Problem to work on
Copy the data that follows, character for character, minus the pictures.

+++ Exercise input +++

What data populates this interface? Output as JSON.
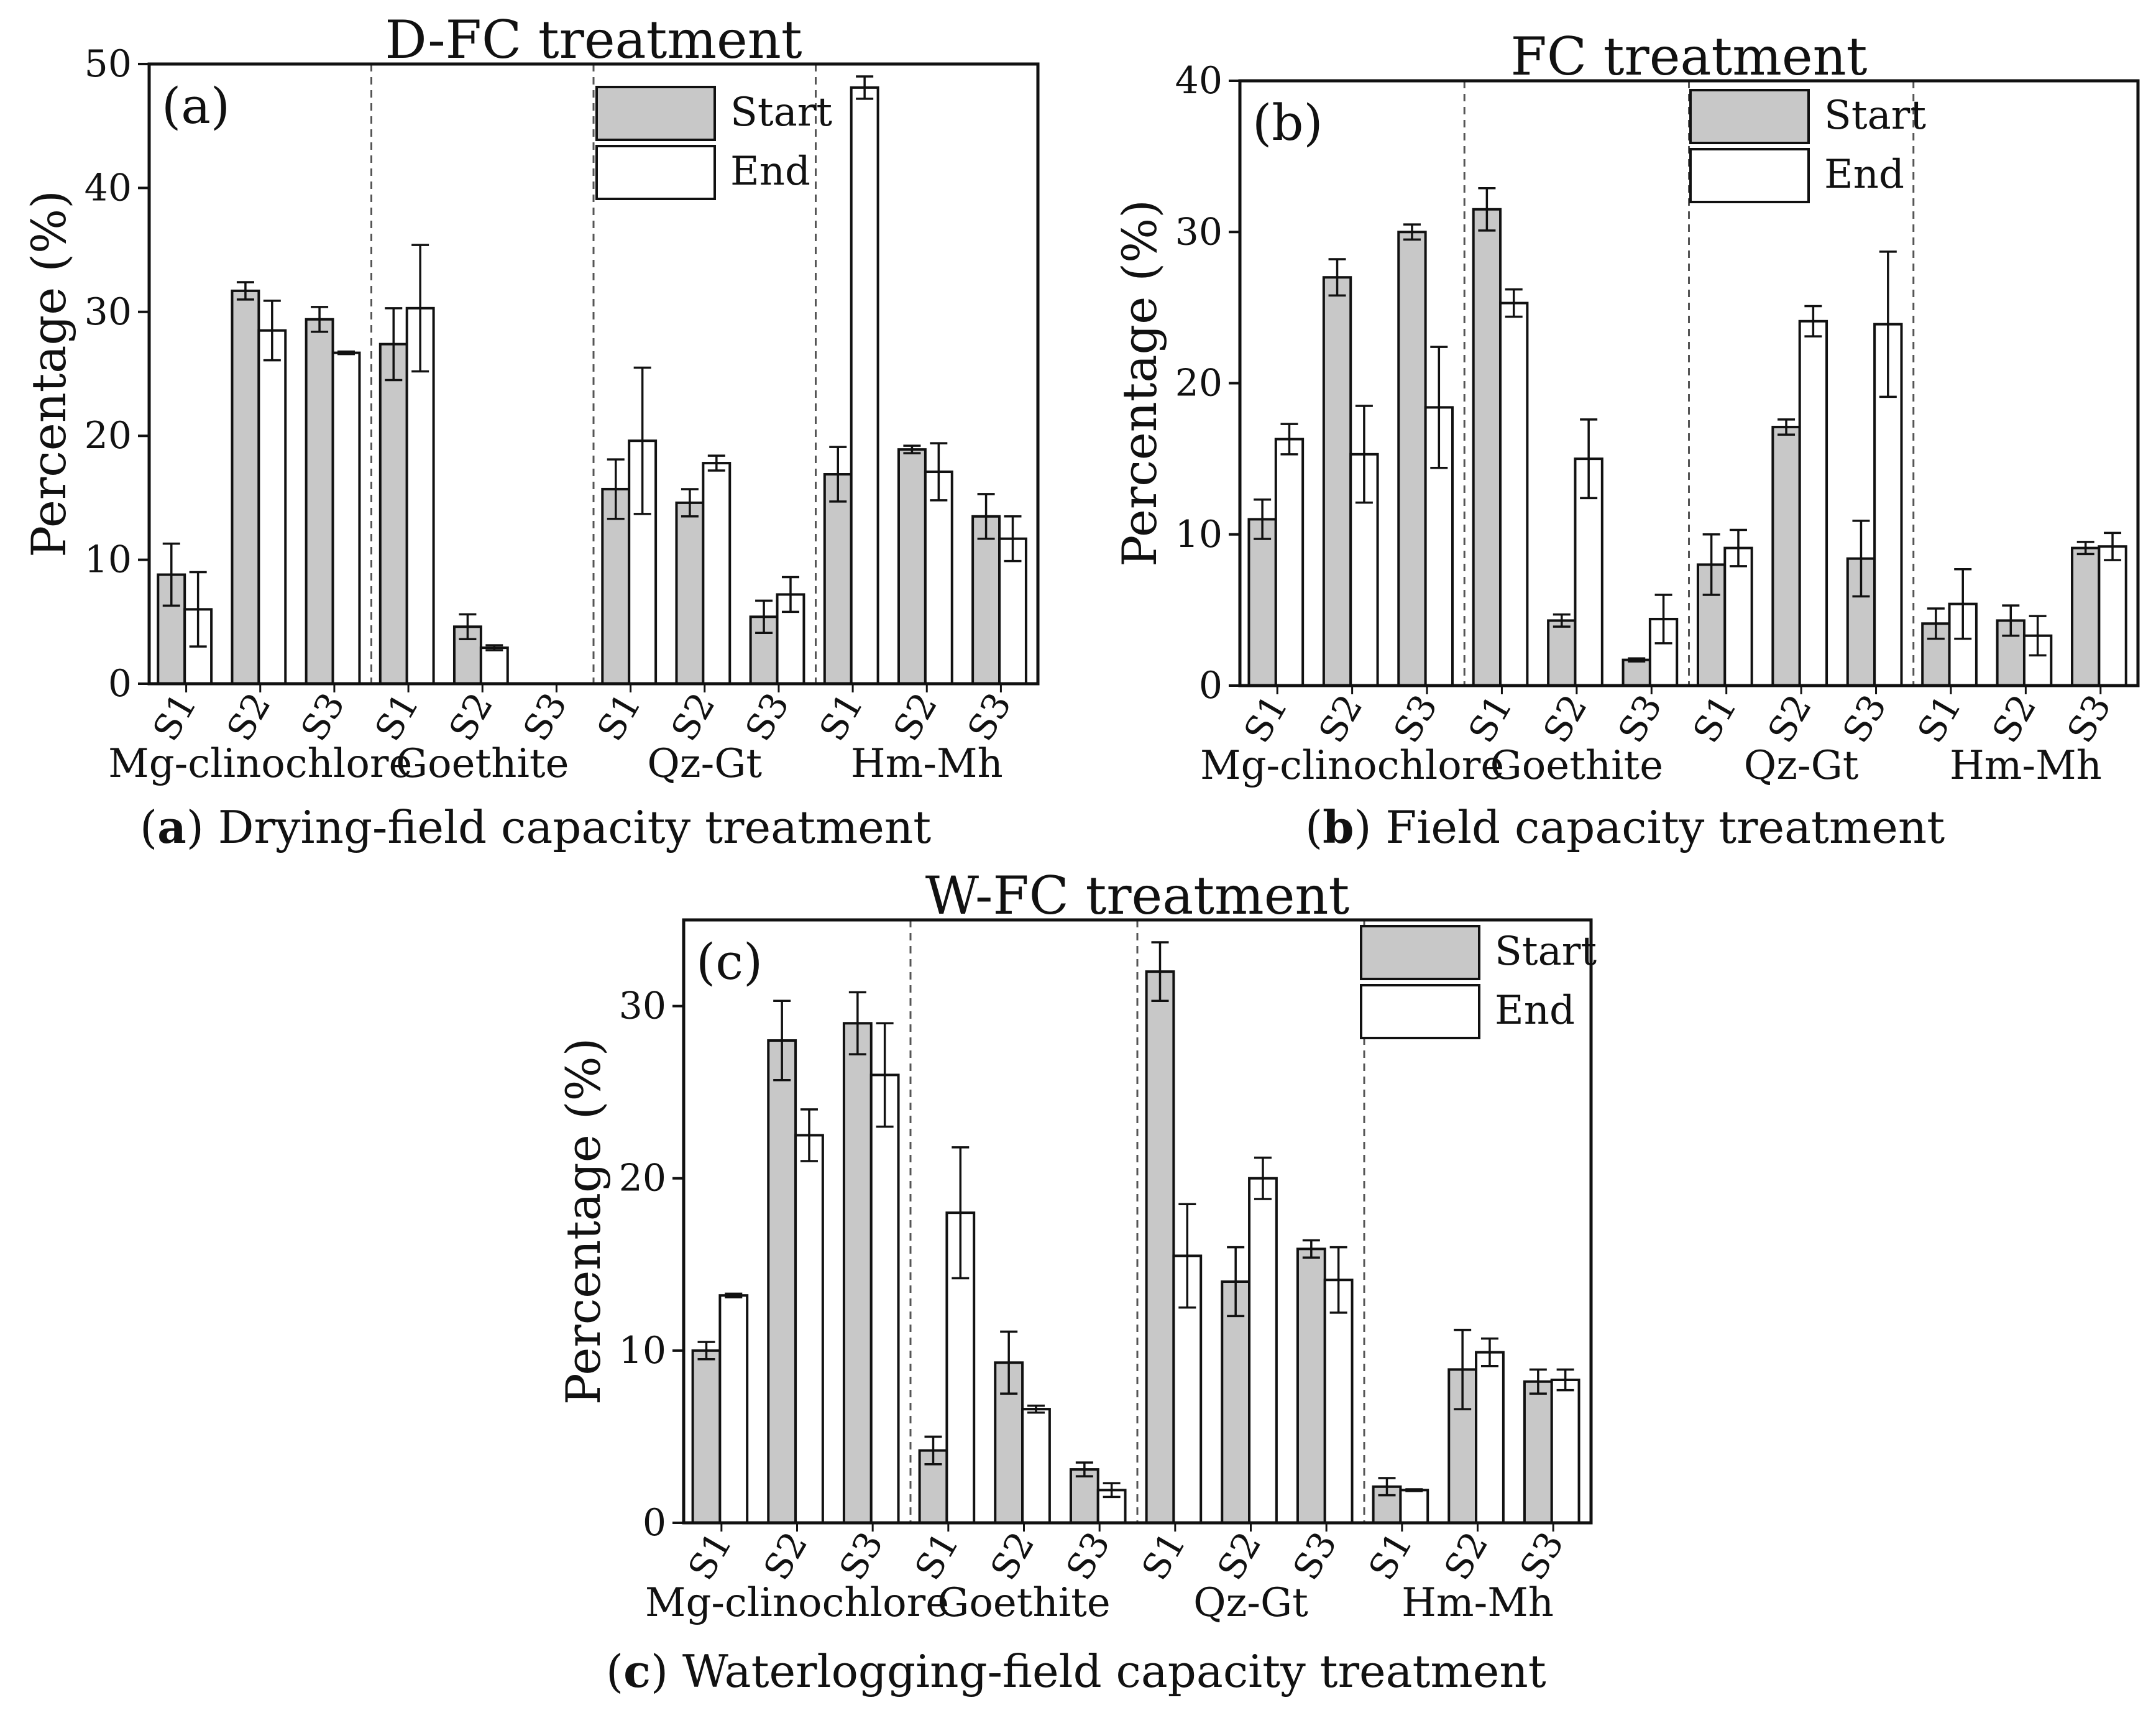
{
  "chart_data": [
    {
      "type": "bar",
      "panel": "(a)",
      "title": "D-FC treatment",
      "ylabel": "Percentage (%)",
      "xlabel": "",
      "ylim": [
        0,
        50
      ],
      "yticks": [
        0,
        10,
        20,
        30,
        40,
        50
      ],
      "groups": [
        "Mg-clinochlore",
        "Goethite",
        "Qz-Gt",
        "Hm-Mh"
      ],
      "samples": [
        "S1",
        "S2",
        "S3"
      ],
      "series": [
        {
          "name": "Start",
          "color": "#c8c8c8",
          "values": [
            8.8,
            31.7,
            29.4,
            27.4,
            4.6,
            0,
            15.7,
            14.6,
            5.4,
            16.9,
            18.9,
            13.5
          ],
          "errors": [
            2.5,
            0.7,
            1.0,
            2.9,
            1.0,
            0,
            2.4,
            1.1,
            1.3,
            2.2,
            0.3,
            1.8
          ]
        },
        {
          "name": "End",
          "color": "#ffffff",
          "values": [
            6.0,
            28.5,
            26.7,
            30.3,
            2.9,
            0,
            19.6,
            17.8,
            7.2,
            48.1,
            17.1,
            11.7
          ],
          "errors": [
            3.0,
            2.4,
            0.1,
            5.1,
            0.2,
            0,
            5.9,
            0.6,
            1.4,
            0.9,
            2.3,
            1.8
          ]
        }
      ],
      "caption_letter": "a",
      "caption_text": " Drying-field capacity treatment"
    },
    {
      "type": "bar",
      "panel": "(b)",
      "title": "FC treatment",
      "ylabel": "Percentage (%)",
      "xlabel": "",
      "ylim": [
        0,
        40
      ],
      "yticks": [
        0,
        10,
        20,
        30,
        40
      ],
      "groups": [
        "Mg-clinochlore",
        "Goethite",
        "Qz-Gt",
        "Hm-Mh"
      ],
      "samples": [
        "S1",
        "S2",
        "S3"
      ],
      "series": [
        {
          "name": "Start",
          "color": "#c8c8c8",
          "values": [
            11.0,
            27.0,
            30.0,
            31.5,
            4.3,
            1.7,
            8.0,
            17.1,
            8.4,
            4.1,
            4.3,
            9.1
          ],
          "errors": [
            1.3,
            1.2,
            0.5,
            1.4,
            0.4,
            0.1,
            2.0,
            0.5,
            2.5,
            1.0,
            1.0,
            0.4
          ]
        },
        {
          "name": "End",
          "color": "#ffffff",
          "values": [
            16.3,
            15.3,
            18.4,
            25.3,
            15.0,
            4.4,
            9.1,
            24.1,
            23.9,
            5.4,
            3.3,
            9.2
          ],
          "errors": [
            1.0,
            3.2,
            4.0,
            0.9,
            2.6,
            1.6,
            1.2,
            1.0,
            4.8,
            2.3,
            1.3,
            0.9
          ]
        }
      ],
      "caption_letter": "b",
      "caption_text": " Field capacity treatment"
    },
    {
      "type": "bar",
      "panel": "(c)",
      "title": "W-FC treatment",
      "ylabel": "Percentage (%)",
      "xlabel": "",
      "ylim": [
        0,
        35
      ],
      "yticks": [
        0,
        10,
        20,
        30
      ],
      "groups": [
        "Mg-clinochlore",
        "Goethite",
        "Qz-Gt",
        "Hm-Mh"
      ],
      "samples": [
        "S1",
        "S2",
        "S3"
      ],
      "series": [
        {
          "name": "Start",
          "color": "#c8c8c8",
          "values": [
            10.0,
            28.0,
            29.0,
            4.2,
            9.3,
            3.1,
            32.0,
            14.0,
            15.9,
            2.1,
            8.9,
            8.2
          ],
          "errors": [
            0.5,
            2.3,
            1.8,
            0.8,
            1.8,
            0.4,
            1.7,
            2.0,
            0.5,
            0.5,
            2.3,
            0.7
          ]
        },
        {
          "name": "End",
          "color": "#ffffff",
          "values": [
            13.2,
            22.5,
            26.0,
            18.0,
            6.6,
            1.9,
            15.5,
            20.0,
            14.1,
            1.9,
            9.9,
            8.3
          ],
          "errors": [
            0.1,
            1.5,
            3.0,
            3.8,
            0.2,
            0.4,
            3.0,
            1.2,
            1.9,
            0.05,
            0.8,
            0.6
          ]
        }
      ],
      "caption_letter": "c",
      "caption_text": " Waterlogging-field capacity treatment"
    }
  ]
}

+++

Response
What data populates this interface? Output as JSON.
{
  "chart_data": [
    {
      "type": "bar",
      "panel": "(a)",
      "title": "D-FC treatment",
      "ylabel": "Percentage (%)",
      "xlabel": "",
      "ylim": [
        0,
        50
      ],
      "yticks": [
        0,
        10,
        20,
        30,
        40,
        50
      ],
      "groups": [
        "Mg-clinochlore",
        "Goethite",
        "Qz-Gt",
        "Hm-Mh"
      ],
      "samples": [
        "S1",
        "S2",
        "S3"
      ],
      "series": [
        {
          "name": "Start",
          "color": "#c8c8c8",
          "values": [
            8.8,
            31.7,
            29.4,
            27.4,
            4.6,
            0,
            15.7,
            14.6,
            5.4,
            16.9,
            18.9,
            13.5
          ],
          "errors": [
            2.5,
            0.7,
            1.0,
            2.9,
            1.0,
            0,
            2.4,
            1.1,
            1.3,
            2.2,
            0.3,
            1.8
          ]
        },
        {
          "name": "End",
          "color": "#ffffff",
          "values": [
            6.0,
            28.5,
            26.7,
            30.3,
            2.9,
            0,
            19.6,
            17.8,
            7.2,
            48.1,
            17.1,
            11.7
          ],
          "errors": [
            3.0,
            2.4,
            0.1,
            5.1,
            0.2,
            0,
            5.9,
            0.6,
            1.4,
            0.9,
            2.3,
            1.8
          ]
        }
      ],
      "caption_letter": "a",
      "caption_text": " Drying-field capacity treatment"
    },
    {
      "type": "bar",
      "panel": "(b)",
      "title": "FC treatment",
      "ylabel": "Percentage (%)",
      "xlabel": "",
      "ylim": [
        0,
        40
      ],
      "yticks": [
        0,
        10,
        20,
        30,
        40
      ],
      "groups": [
        "Mg-clinochlore",
        "Goethite",
        "Qz-Gt",
        "Hm-Mh"
      ],
      "samples": [
        "S1",
        "S2",
        "S3"
      ],
      "series": [
        {
          "name": "Start",
          "color": "#c8c8c8",
          "values": [
            11.0,
            27.0,
            30.0,
            31.5,
            4.3,
            1.7,
            8.0,
            17.1,
            8.4,
            4.1,
            4.3,
            9.1
          ],
          "errors": [
            1.3,
            1.2,
            0.5,
            1.4,
            0.4,
            0.1,
            2.0,
            0.5,
            2.5,
            1.0,
            1.0,
            0.4
          ]
        },
        {
          "name": "End",
          "color": "#ffffff",
          "values": [
            16.3,
            15.3,
            18.4,
            25.3,
            15.0,
            4.4,
            9.1,
            24.1,
            23.9,
            5.4,
            3.3,
            9.2
          ],
          "errors": [
            1.0,
            3.2,
            4.0,
            0.9,
            2.6,
            1.6,
            1.2,
            1.0,
            4.8,
            2.3,
            1.3,
            0.9
          ]
        }
      ],
      "caption_letter": "b",
      "caption_text": " Field capacity treatment"
    },
    {
      "type": "bar",
      "panel": "(c)",
      "title": "W-FC treatment",
      "ylabel": "Percentage (%)",
      "xlabel": "",
      "ylim": [
        0,
        35
      ],
      "yticks": [
        0,
        10,
        20,
        30
      ],
      "groups": [
        "Mg-clinochlore",
        "Goethite",
        "Qz-Gt",
        "Hm-Mh"
      ],
      "samples": [
        "S1",
        "S2",
        "S3"
      ],
      "series": [
        {
          "name": "Start",
          "color": "#c8c8c8",
          "values": [
            10.0,
            28.0,
            29.0,
            4.2,
            9.3,
            3.1,
            32.0,
            14.0,
            15.9,
            2.1,
            8.9,
            8.2
          ],
          "errors": [
            0.5,
            2.3,
            1.8,
            0.8,
            1.8,
            0.4,
            1.7,
            2.0,
            0.5,
            0.5,
            2.3,
            0.7
          ]
        },
        {
          "name": "End",
          "color": "#ffffff",
          "values": [
            13.2,
            22.5,
            26.0,
            18.0,
            6.6,
            1.9,
            15.5,
            20.0,
            14.1,
            1.9,
            9.9,
            8.3
          ],
          "errors": [
            0.1,
            1.5,
            3.0,
            3.8,
            0.2,
            0.4,
            3.0,
            1.2,
            1.9,
            0.05,
            0.8,
            0.6
          ]
        }
      ],
      "caption_letter": "c",
      "caption_text": " Waterlogging-field capacity treatment"
    }
  ]
}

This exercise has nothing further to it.